**PROBLEM REQUIREMENTS:** Print the listing below exactly.
-- begin RECORDS PROVIDED --
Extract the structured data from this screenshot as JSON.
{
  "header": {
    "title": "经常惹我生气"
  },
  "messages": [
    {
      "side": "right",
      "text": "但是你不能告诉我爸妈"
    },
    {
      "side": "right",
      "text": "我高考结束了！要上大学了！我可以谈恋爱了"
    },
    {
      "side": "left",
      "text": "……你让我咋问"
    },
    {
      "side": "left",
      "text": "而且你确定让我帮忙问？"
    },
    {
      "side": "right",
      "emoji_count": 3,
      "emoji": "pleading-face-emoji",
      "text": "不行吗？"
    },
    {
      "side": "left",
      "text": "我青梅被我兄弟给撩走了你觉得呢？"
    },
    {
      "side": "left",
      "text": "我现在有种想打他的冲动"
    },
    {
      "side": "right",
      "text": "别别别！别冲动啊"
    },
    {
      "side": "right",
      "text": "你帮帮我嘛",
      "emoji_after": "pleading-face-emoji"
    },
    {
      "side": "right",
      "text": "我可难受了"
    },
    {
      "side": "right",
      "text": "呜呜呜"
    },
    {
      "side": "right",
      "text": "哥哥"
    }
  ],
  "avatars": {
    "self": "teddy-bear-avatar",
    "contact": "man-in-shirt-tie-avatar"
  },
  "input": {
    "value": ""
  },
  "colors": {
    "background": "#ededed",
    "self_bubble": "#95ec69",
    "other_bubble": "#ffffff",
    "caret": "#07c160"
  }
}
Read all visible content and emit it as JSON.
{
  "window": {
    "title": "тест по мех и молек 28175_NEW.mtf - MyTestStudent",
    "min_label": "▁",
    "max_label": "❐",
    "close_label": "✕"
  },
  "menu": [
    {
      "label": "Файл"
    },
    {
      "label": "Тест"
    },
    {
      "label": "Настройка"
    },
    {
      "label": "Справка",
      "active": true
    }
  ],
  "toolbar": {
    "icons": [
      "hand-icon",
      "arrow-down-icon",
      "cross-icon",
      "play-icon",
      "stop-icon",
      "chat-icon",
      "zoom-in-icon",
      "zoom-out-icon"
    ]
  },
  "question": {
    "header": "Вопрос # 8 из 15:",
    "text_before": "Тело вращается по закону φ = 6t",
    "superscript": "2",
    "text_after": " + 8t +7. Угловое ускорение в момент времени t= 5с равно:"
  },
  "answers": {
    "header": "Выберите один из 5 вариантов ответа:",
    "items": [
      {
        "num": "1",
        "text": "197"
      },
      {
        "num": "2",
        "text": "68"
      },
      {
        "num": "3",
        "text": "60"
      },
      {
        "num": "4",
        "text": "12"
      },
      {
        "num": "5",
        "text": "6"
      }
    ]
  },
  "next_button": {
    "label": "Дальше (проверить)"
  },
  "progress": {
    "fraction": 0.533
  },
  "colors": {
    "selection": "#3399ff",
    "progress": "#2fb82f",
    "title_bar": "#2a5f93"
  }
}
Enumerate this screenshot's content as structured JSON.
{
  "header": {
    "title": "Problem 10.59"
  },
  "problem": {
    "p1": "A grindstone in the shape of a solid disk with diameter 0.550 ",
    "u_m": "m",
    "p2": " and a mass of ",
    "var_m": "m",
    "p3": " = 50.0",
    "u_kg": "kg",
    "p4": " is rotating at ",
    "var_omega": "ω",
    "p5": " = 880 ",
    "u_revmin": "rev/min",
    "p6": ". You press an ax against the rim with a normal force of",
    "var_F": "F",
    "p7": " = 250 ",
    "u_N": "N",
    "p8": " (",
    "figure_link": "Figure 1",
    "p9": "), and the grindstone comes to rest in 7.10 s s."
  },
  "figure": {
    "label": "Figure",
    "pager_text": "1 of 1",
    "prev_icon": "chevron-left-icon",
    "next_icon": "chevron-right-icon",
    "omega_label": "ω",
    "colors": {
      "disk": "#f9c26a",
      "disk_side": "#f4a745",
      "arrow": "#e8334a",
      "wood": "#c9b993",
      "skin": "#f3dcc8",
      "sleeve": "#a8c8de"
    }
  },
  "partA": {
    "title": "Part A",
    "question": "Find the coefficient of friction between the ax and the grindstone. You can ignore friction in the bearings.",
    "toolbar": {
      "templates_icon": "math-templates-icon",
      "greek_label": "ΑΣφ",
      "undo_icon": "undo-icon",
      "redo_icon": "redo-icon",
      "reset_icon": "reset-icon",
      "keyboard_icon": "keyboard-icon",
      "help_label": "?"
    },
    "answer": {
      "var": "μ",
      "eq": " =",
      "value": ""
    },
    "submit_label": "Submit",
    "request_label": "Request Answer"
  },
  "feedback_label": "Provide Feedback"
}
-- end RECORDS PROVIDED --
**CORRECT ANSWER:**
Extract the structured data from this screenshot as JSON.
{
  "header": {
    "title": "经常惹我生气"
  },
  "messages": [
    {
      "side": "right",
      "text": "但是你不能告诉我爸妈"
    },
    {
      "side": "right",
      "text": "我高考结束了！要上大学了！我可以谈恋爱了"
    },
    {
      "side": "left",
      "text": "……你让我咋问"
    },
    {
      "side": "left",
      "text": "而且你确定让我帮忙问？"
    },
    {
      "side": "right",
      "emoji_count": 3,
      "emoji": "pleading-face-emoji",
      "text": "不行吗？"
    },
    {
      "side": "left",
      "text": "我青梅被我兄弟给撩走了你觉得呢？"
    },
    {
      "side": "left",
      "text": "我现在有种想打他的冲动"
    },
    {
      "side": "right",
      "text": "别别别！别冲动啊"
    },
    {
      "side": "right",
      "text": "你帮帮我嘛",
      "emoji_after": "pleading-face-emoji"
    },
    {
      "side": "right",
      "text": "我可难受了"
    },
    {
      "side": "right",
      "text": "呜呜呜"
    },
    {
      "side": "right",
      "text": "哥哥"
    }
  ],
  "avatars": {
    "self": "teddy-bear-avatar",
    "contact": "man-in-shirt-tie-avatar"
  },
  "input": {
    "value": ""
  },
  "colors": {
    "background": "#ededed",
    "self_bubble": "#95ec69",
    "other_bubble": "#ffffff",
    "caret": "#07c160"
  }
}
Read all visible content and emit it as JSON.
{
  "window": {
    "title": "тест по мех и молек 28175_NEW.mtf - MyTestStudent",
    "min_label": "▁",
    "max_label": "❐",
    "close_label": "✕"
  },
  "menu": [
    {
      "label": "Файл"
    },
    {
      "label": "Тест"
    },
    {
      "label": "Настройка"
    },
    {
      "label": "Справка",
      "active": true
    }
  ],
  "toolbar": {
    "icons": [
      "hand-icon",
      "arrow-down-icon",
      "cross-icon",
      "play-icon",
      "stop-icon",
      "chat-icon",
      "zoom-in-icon",
      "zoom-out-icon"
    ]
  },
  "question": {
    "header": "Вопрос # 8 из 15:",
    "text_before": "Тело вращается по закону φ = 6t",
    "superscript": "2",
    "text_after": " + 8t +7. Угловое ускорение в момент времени t= 5с равно:"
  },
  "answers": {
    "header": "Выберите один из 5 вариантов ответа:",
    "items": [
      {
        "num": "1",
        "text": "197"
      },
      {
        "num": "2",
        "text": "68"
      },
      {
        "num": "3",
        "text": "60"
      },
      {
        "num": "4",
        "text": "12"
      },
      {
        "num": "5",
        "text": "6"
      }
    ]
  },
  "next_button": {
    "label": "Дальше (проверить)"
  },
  "progress": {
    "fraction": 0.533
  },
  "colors": {
    "selection": "#3399ff",
    "progress": "#2fb82f",
    "title_bar": "#2a5f93"
  }
}
Enumerate this screenshot's content as structured JSON.
{
  "header": {
    "title": "Problem 10.59"
  },
  "problem": {
    "p1": "A grindstone in the shape of a solid disk with diameter 0.550 ",
    "u_m": "m",
    "p2": " and a mass of ",
    "var_m": "m",
    "p3": " = 50.0",
    "u_kg": "kg",
    "p4": " is rotating at ",
    "var_omega": "ω",
    "p5": " = 880 ",
    "u_revmin": "rev/min",
    "p6": ". You press an ax against the rim with a normal force of",
    "var_F": "F",
    "p7": " = 250 ",
    "u_N": "N",
    "p8": " (",
    "figure_link": "Figure 1",
    "p9": "), and the grindstone comes to rest in 7.10 s s."
  },
  "figure": {
    "label": "Figure",
    "pager_text": "1 of 1",
    "prev_icon": "chevron-left-icon",
    "next_icon": "chevron-right-icon",
    "omega_label": "ω",
    "colors": {
      "disk": "#f9c26a",
      "disk_side": "#f4a745",
      "arrow": "#e8334a",
      "wood": "#c9b993",
      "skin": "#f3dcc8",
      "sleeve": "#a8c8de"
    }
  },
  "partA": {
    "title": "Part A",
    "question": "Find the coefficient of friction between the ax and the grindstone. You can ignore friction in the bearings.",
    "toolbar": {
      "templates_icon": "math-templates-icon",
      "greek_label": "ΑΣφ",
      "undo_icon": "undo-icon",
      "redo_icon": "redo-icon",
      "reset_icon": "reset-icon",
      "keyboard_icon": "keyboard-icon",
      "help_label": "?"
    },
    "answer": {
      "var": "μ",
      "eq": " =",
      "value": ""
    },
    "submit_label": "Submit",
    "request_label": "Request Answer"
  },
  "feedback_label": "Provide Feedback"
}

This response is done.